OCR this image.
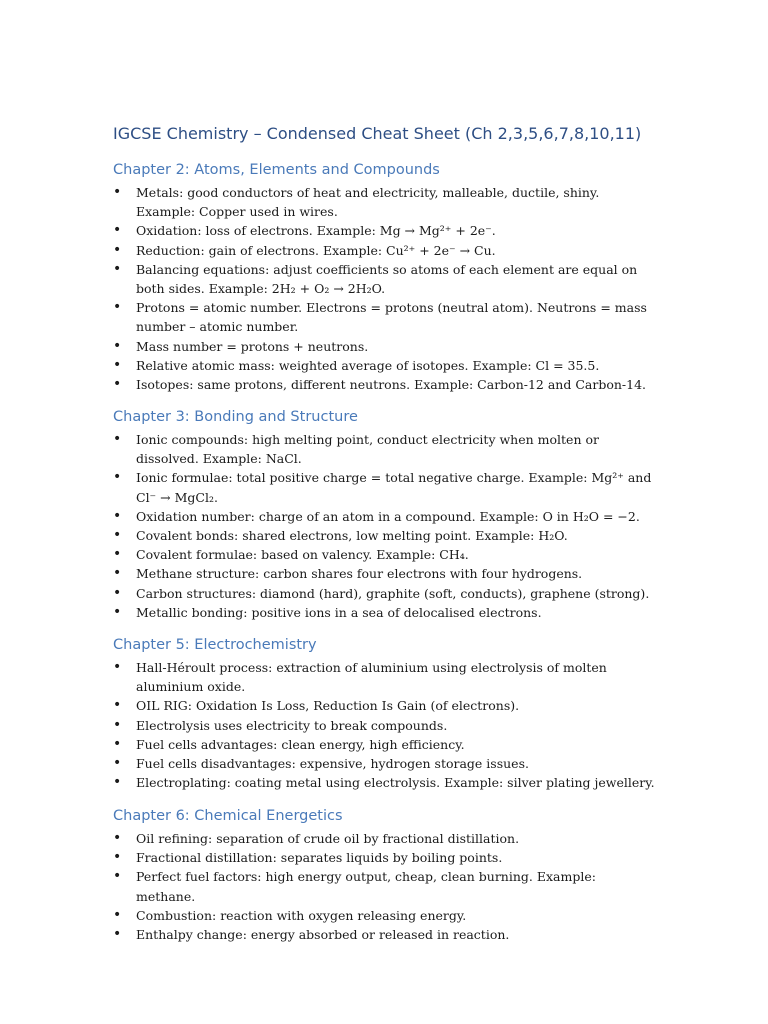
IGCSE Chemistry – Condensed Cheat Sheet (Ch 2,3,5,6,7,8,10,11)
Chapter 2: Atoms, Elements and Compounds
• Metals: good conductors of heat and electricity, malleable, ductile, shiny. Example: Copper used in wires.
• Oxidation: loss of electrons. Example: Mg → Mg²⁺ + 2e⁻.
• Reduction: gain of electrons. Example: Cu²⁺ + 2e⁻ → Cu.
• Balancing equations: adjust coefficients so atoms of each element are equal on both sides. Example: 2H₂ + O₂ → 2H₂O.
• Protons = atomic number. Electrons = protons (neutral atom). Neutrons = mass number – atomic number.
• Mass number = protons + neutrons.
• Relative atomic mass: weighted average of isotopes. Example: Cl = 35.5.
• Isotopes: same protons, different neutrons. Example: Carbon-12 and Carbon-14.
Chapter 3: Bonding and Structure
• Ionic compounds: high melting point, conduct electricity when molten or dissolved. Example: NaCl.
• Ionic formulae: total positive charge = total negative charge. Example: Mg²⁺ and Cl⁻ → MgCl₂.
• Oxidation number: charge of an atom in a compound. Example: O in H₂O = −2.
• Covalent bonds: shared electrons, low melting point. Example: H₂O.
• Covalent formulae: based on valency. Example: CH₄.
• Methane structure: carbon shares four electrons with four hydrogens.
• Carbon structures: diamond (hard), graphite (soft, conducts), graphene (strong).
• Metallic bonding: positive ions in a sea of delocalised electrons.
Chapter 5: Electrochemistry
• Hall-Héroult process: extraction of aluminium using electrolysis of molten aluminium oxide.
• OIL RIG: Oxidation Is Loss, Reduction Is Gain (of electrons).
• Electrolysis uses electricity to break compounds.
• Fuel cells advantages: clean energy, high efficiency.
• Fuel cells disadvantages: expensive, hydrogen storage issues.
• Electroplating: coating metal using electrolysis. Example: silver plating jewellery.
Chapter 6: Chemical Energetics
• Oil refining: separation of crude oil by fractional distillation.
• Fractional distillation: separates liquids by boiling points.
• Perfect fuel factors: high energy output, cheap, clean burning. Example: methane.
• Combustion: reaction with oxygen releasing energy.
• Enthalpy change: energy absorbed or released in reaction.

TASK OBJECTIVE — The lines that contain the word "formulae" are wanted; copy each of them from the records.

RESPONSE TO THE TASK —
• Ionic formulae: total positive charge = total negative charge. Example: Mg²⁺ and Cl⁻ → MgCl₂.
• Covalent formulae: based on valency. Example: CH₄.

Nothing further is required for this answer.